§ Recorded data
◇ ◇ ◇ ◇ ◇

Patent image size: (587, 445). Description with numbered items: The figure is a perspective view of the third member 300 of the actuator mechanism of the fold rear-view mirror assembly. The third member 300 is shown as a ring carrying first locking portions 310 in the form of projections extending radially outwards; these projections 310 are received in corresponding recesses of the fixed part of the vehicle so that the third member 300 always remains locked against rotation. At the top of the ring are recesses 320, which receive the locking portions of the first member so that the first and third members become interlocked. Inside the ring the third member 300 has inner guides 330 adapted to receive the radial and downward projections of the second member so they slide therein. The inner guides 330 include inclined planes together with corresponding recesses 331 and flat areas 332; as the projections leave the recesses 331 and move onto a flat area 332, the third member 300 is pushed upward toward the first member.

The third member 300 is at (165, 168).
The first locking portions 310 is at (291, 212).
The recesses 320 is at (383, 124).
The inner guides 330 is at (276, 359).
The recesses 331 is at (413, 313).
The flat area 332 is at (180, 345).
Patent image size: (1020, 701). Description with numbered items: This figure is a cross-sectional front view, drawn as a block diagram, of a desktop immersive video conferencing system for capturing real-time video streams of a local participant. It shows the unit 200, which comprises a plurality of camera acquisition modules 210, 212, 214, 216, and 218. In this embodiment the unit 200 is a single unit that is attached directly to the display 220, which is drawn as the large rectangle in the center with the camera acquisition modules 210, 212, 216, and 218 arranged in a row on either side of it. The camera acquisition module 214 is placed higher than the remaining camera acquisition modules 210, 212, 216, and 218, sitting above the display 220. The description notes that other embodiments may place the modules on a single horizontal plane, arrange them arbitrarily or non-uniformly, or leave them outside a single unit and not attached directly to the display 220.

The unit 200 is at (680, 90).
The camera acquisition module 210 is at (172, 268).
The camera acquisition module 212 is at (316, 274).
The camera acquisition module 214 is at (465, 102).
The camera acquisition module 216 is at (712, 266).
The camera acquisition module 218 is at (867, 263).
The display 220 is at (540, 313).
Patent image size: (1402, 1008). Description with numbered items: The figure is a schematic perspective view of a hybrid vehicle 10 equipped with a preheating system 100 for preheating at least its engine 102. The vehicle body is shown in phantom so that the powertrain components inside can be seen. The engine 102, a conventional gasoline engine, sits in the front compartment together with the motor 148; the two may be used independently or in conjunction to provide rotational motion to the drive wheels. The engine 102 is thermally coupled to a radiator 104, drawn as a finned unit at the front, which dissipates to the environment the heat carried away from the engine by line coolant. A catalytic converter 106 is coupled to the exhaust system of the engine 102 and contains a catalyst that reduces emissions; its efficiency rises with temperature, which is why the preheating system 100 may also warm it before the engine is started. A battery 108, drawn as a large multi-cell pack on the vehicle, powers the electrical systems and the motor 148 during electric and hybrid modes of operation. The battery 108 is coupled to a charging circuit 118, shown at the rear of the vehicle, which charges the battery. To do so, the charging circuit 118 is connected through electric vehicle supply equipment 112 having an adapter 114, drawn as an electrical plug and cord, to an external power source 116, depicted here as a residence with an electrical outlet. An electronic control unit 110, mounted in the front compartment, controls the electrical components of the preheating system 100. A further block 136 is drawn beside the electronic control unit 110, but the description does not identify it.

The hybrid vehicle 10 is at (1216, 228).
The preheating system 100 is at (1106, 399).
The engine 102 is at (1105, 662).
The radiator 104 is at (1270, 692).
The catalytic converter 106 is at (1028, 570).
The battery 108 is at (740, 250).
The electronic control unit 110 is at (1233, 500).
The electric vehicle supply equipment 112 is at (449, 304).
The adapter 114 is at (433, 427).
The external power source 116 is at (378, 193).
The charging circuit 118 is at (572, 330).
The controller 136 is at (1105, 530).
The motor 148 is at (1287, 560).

◇ ◇ ◇ ◇ ◇

§ TASK STATEMENT
Render the listing above as a two-column CSV headed description and positions, with one row per description: the description text in the first field and its coordinate lines in the second. Enclose each field in quotes and replace line breaks with spaces.

§ TASK ANSWER
description,positions
"Patent image size: (587, 445). Description with numbered items: The figure is a perspective view of the third member 300 of the actuator mechanism of the fold rear-view mirror assembly. The third member 300 is shown as a ring carrying first locking portions 310 in the form of projections extending radially outwards; these projections 310 are received in corresponding recesses of the fixed part of the vehicle so that the third member 300 always remains locked against rotation. At the top of the ring are recesses 320, which receive the locking portions of the first member so that the first and third members become interlocked. Inside the ring the third member 300 has inner guides 330 adapted to receive the radial and downward projections of the second member so they slide therein. The inner guides 330 include inclined planes together with corresponding recesses 331 and flat areas 332; as the projections leave the recesses 331 and move onto a flat area 332, the third member 300 is pushed upward toward the first member.","The third member 300 is at (165, 168). The first locking portions 310 is at (291, 212). The recesses 320 is at (383, 124). The inner guides 330 is at (276, 359). The recesses 331 is at (413, 313). The flat area 332 is at (180, 345)."
"Patent image size: (1020, 701). Description with numbered items: This figure is a cross-sectional front view, drawn as a block diagram, of a desktop immersive video conferencing system for capturing real-time video streams of a local participant. It shows the unit 200, which comprises a plurality of camera acquisition modules 210, 212, 214, 216, and 218. In this embodiment the unit 200 is a single unit that is attached directly to the display 220, which is drawn as the large rectangle in the center with the camera acquisition modules 210, 212, 216, and 218 arranged in a row on either side of it. The camera acquisition module 214 is placed higher than the remaining camera acquisition modules 210, 212, 216, and 218, sitting above the display 220. The description notes that other embodiments may place the modules on a single horizontal plane, arrange them arbitrarily or non-uniformly, or leave them outside a single unit and not attached directly to the display 220.","The unit 200 is at (680, 90). The camera acquisition module 210 is at (172, 268). The camera acquisition module 212 is at (316, 274). The camera acquisition module 214 is at (465, 102). The camera acquisition module 216 is at (712, 266). The camera acquisition module 218 is at (867, 263). The display 220 is at (540, 313)."
"Patent image size: (1402, 1008). Description with numbered items: The figure is a schematic perspective view of a hybrid vehicle 10 equipped with a preheating system 100 for preheating at least its engine 102. The vehicle body is shown in phantom so that the powertrain components inside can be seen. The engine 102, a conventional gasoline engine, sits in the front compartment together with the motor 148; the two may be used independently or in conjunction to provide rotational motion to the drive wheels. The engine 102 is thermally coupled to a radiator 104, drawn as a finned unit at the front, which dissipates to the environment the heat carried away from the engine by line coolant. A catalytic converter 106 is coupled to the exhaust system of the engine 102 and contains a catalyst that reduces emissions; its efficiency rises with temperature, which is why the preheating system 100 may also warm it before the engine is started. A battery 108, drawn as a large multi-cell pack on the vehicle, powers the electrical systems and the motor 148 during electric and hybrid modes of operation. The battery 108 is coupled to a charging circuit 118, shown at the rear of the vehicle, which charges the battery. To do so, the charging circuit 118 is connected through electric vehicle supply equipment 112 having an adapter 114, drawn as an electrical plug and cord, to an external power source 116, depicted here as a residence with an electrical outlet. An electronic control unit 110, mounted in the front compartment, controls the electrical components of the preheating system 100. A further block 136 is drawn beside the electronic control unit 110, but the description does not identify it.","The hybrid vehicle 10 is at (1216, 228). The preheating system 100 is at (1106, 399). The engine 102 is at (1105, 662). The radiator 104 is at (1270, 692). The catalytic converter 106 is at (1028, 570). The battery 108 is at (740, 250). The electronic control unit 110 is at (1233, 500). The electric vehicle supply equipment 112 is at (449, 304). The adapter 114 is at (433, 427). The external power source 116 is at (378, 193). The charging circuit 118 is at (572, 330). The controller 136 is at (1105, 530). The motor 148 is at (1287, 560)."